↓

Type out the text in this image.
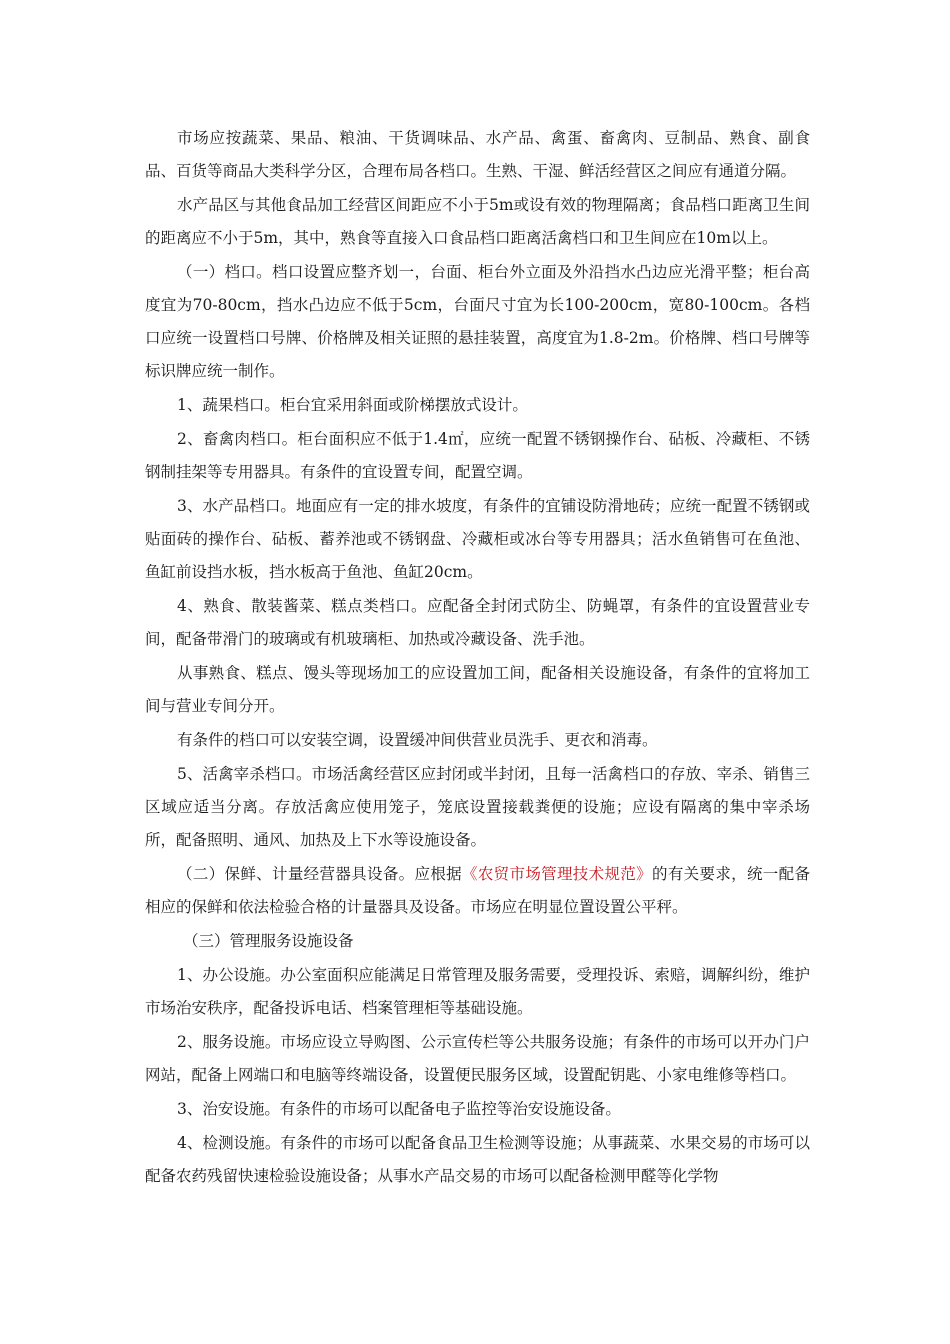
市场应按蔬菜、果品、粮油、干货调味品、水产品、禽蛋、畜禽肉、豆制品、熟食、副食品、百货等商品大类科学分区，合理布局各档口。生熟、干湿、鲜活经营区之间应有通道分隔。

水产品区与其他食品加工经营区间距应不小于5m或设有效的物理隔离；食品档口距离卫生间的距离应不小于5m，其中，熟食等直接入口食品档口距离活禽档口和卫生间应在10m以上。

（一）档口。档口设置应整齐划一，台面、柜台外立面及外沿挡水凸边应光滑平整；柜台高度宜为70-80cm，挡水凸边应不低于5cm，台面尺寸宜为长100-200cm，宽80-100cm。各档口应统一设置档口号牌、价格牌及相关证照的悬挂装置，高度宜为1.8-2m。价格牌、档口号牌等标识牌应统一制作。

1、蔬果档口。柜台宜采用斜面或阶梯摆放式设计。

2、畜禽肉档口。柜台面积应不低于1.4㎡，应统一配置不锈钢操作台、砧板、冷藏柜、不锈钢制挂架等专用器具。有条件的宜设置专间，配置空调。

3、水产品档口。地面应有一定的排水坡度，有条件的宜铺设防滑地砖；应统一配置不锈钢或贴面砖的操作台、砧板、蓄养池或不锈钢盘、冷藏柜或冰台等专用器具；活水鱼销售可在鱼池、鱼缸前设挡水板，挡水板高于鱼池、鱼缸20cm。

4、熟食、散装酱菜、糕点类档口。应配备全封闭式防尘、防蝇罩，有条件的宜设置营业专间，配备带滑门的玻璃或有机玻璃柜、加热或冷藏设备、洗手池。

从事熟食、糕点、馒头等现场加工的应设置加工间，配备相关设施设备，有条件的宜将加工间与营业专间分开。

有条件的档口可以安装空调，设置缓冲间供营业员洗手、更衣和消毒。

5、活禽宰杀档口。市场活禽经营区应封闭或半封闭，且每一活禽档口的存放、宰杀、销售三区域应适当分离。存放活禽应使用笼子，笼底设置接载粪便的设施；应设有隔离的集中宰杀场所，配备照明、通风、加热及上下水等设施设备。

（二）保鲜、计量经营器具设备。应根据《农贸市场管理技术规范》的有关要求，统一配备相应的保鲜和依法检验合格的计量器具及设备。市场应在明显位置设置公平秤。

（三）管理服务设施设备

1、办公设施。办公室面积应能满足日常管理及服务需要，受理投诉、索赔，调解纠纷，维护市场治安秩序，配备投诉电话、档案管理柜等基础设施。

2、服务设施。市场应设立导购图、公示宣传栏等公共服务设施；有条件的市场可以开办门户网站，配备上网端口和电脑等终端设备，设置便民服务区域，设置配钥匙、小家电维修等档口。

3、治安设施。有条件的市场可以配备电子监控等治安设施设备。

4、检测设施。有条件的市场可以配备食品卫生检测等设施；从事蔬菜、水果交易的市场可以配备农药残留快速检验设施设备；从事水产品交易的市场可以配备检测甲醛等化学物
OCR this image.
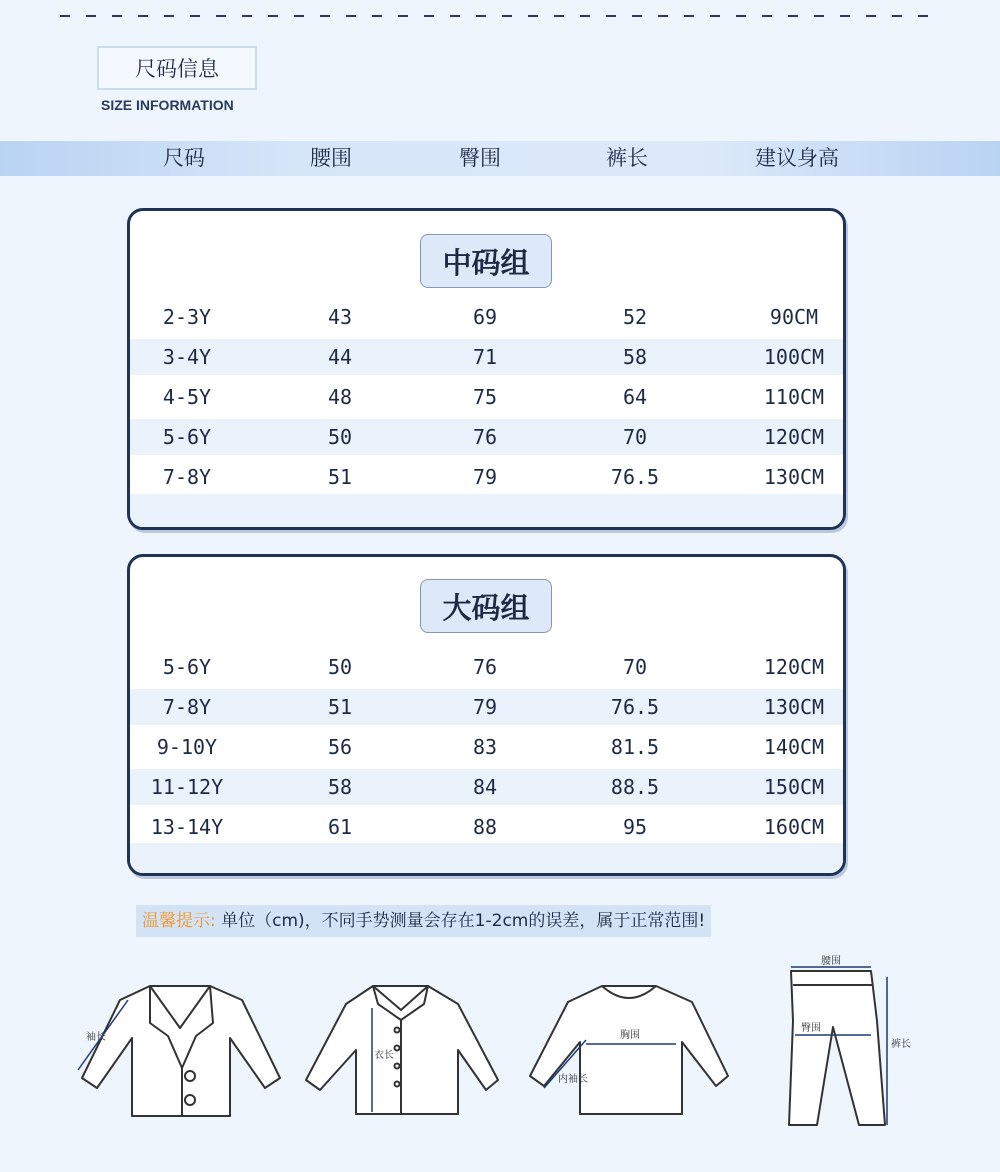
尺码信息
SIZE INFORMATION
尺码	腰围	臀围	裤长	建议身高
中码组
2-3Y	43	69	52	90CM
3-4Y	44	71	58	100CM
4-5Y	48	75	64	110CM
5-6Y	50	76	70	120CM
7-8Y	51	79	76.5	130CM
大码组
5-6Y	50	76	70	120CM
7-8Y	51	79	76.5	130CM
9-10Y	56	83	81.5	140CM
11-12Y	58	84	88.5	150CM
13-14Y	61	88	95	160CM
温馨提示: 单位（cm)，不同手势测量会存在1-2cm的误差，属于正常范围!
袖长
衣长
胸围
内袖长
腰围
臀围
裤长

↑

Short problem:
Out of the preceding entries, pull every line containing the string "image".

Response for this exercise:
Type out the text in this image.
OCR this image.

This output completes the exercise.